● **TASK TO COMPLETE**:
Output the records exactly as they appear, with no pictures included.

● **TASK INPUTS**:
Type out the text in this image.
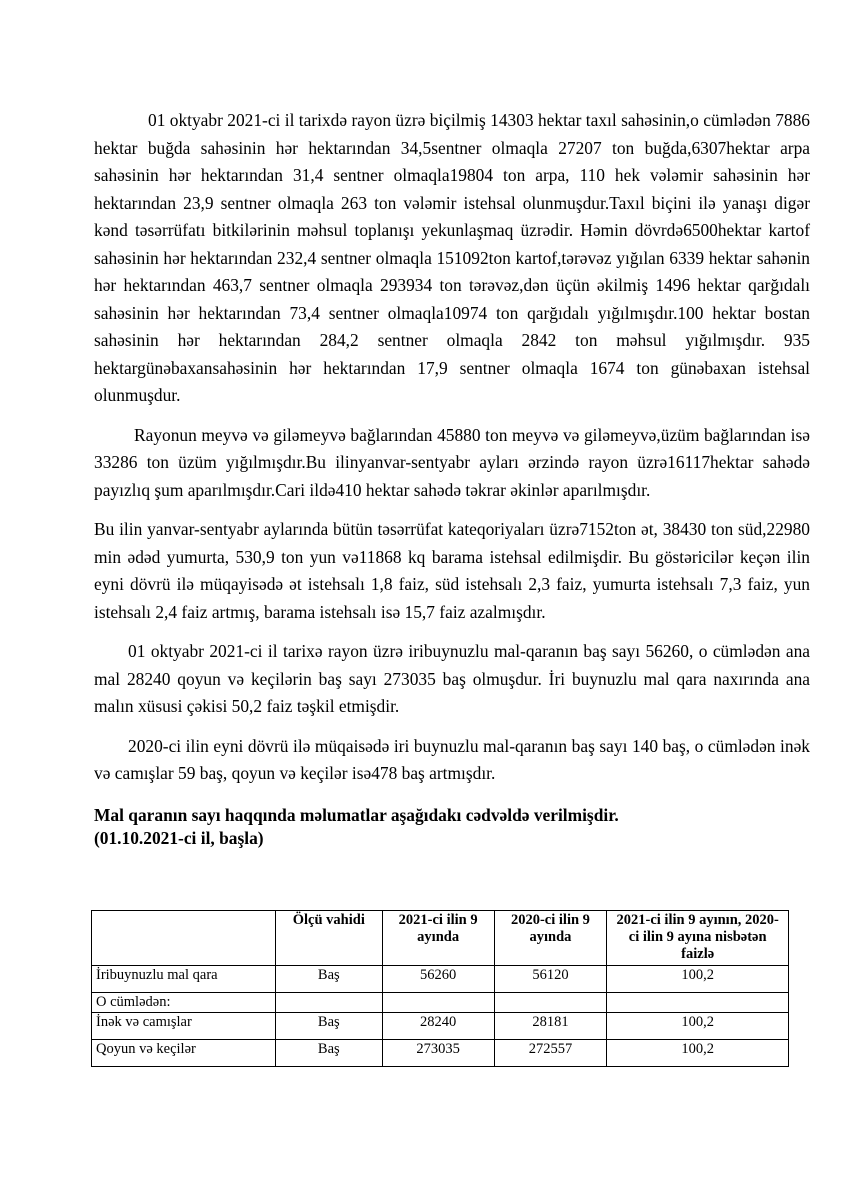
01 oktyabr 2021-ci il tarixdə rayon üzrə biçilmiş 14303 hektar taxıl sahəsinin,o cümlədən 7886 hektar buğda sahəsinin hər hektarından 34,5sentner olmaqla 27207 ton buğda,6307hektar arpa sahəsinin hər hektarından 31,4 sentner olmaqla19804 ton arpa, 110 hek vələmir sahəsinin hər hektarından 23,9 sentner olmaqla 263 ton vələmir istehsal olunmuşdur.Taxıl biçini ilə yanaşı digər kənd təsərrüfatı bitkilərinin məhsul toplanışı yekunlaşmaq üzrədir. Həmin dövrdə6500hektar kartof sahəsinin hər hektarından 232,4 sentner olmaqla 151092ton kartof,tərəvəz yığılan 6339 hektar sahənin hər hektarından 463,7 sentner olmaqla 293934 ton tərəvəz,dən üçün əkilmiş 1496 hektar qarğıdalı sahəsinin hər hektarından 73,4 sentner olmaqla10974 ton qarğıdalı yığılmışdır.100 hektar bostan sahəsinin hər hektarından 284,2 sentner olmaqla 2842 ton məhsul yığılmışdır. 935 hektargünəbaxansahəsinin hər hektarından 17,9 sentner olmaqla 1674 ton günəbaxan istehsal olunmuşdur.

Rayonun meyvə və giləmeyvə bağlarından 45880 ton meyvə və giləmeyvə,üzüm bağlarından isə 33286 ton üzüm yığılmışdır.Bu ilinyanvar-sentyabr ayları ərzində rayon üzrə16117hektar sahədə payızlıq şum aparılmışdır.Cari ildə410 hektar sahədə təkrar əkinlər aparılmışdır.

Bu ilin yanvar-sentyabr aylarında bütün təsərrüfat kateqoriyaları üzrə7152ton ət, 38430 ton süd,22980 min ədəd yumurta, 530,9 ton yun və11868 kq barama istehsal edilmişdir. Bu göstəricilər keçən ilin eyni dövrü ilə müqayisədə ət istehsalı 1,8 faiz, süd istehsalı 2,3 faiz, yumurta istehsalı 7,3 faiz, yun istehsalı 2,4 faiz artmış, barama istehsalı isə 15,7 faiz azalmışdır.

01 oktyabr 2021-ci il tarixə rayon üzrə iribuynuzlu mal-qaranın baş sayı 56260, o cümlədən ana mal 28240 qoyun və keçilərin baş sayı 273035 baş olmuşdur. İri buynuzlu mal qara naxırında ana malın xüsusi çəkisi 50,2 faiz təşkil etmişdir.

2020-ci ilin eyni dövrü ilə müqaisədə iri buynuzlu mal-qaranın baş sayı 140 baş, o cümlədən inək və camışlar 59 baş, qoyun və keçilər isə478 baş artmışdır.

Mal qaranın sayı haqqında məlumatlar aşağıdakı cədvəldə verilmişdir.
(01.10.2021-ci il, başla)
	Ölçü vahidi	2021-ci ilin 9 ayında	2020-ci ilin 9 ayında	2021-ci ilin 9 ayının, 2020-ci ilin 9 ayına nisbətən faizlə
İribuynuzlu mal qara	Baş	56260	56120	100,2
O cümlədən:				
İnək və camışlar	Baş	28240	28181	100,2
Qoyun və keçilər	Baş	273035	272557	100,2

● **OUTPUT OF THE EXERCISE**:
Type out the text in this image.
01 oktyabr 2021-ci il tarixdə rayon üzrə biçilmiş 14303 hektar taxıl sahəsinin,o cümlədən 7886 hektar buğda sahəsinin hər hektarından 34,5sentner olmaqla 27207 ton buğda,6307hektar arpa sahəsinin hər hektarından 31,4 sentner olmaqla19804 ton arpa, 110 hek vələmir sahəsinin hər hektarından 23,9 sentner olmaqla 263 ton vələmir istehsal olunmuşdur.Taxıl biçini ilə yanaşı digər kənd təsərrüfatı bitkilərinin məhsul toplanışı yekunlaşmaq üzrədir. Həmin dövrdə6500hektar kartof sahəsinin hər hektarından 232,4 sentner olmaqla 151092ton kartof,tərəvəz yığılan 6339 hektar sahənin hər hektarından 463,7 sentner olmaqla 293934 ton tərəvəz,dən üçün əkilmiş 1496 hektar qarğıdalı sahəsinin hər hektarından 73,4 sentner olmaqla10974 ton qarğıdalı yığılmışdır.100 hektar bostan sahəsinin hər hektarından 284,2 sentner olmaqla 2842 ton məhsul yığılmışdır. 935 hektargünəbaxansahəsinin hər hektarından 17,9 sentner olmaqla 1674 ton günəbaxan istehsal olunmuşdur.

Rayonun meyvə və giləmeyvə bağlarından 45880 ton meyvə və giləmeyvə,üzüm bağlarından isə 33286 ton üzüm yığılmışdır.Bu ilinyanvar-sentyabr ayları ərzində rayon üzrə16117hektar sahədə payızlıq şum aparılmışdır.Cari ildə410 hektar sahədə təkrar əkinlər aparılmışdır.

Bu ilin yanvar-sentyabr aylarında bütün təsərrüfat kateqoriyaları üzrə7152ton ət, 38430 ton süd,22980 min ədəd yumurta, 530,9 ton yun və11868 kq barama istehsal edilmişdir. Bu göstəricilər keçən ilin eyni dövrü ilə müqayisədə ət istehsalı 1,8 faiz, süd istehsalı 2,3 faiz, yumurta istehsalı 7,3 faiz, yun istehsalı 2,4 faiz artmış, barama istehsalı isə 15,7 faiz azalmışdır.

01 oktyabr 2021-ci il tarixə rayon üzrə iribuynuzlu mal-qaranın baş sayı 56260, o cümlədən ana mal 28240 qoyun və keçilərin baş sayı 273035 baş olmuşdur. İri buynuzlu mal qara naxırında ana malın xüsusi çəkisi 50,2 faiz təşkil etmişdir.

2020-ci ilin eyni dövrü ilə müqaisədə iri buynuzlu mal-qaranın baş sayı 140 baş, o cümlədən inək və camışlar 59 baş, qoyun və keçilər isə478 baş artmışdır.

Mal qaranın sayı haqqında məlumatlar aşağıdakı cədvəldə verilmişdir.
(01.10.2021-ci il, başla)
	Ölçü vahidi	2021-ci ilin 9 ayında	2020-ci ilin 9 ayında	2021-ci ilin 9 ayının, 2020-ci ilin 9 ayına nisbətən faizlə
İribuynuzlu mal qara	Baş	56260	56120	100,2
O cümlədən:				
İnək və camışlar	Baş	28240	28181	100,2
Qoyun və keçilər	Baş	273035	272557	100,2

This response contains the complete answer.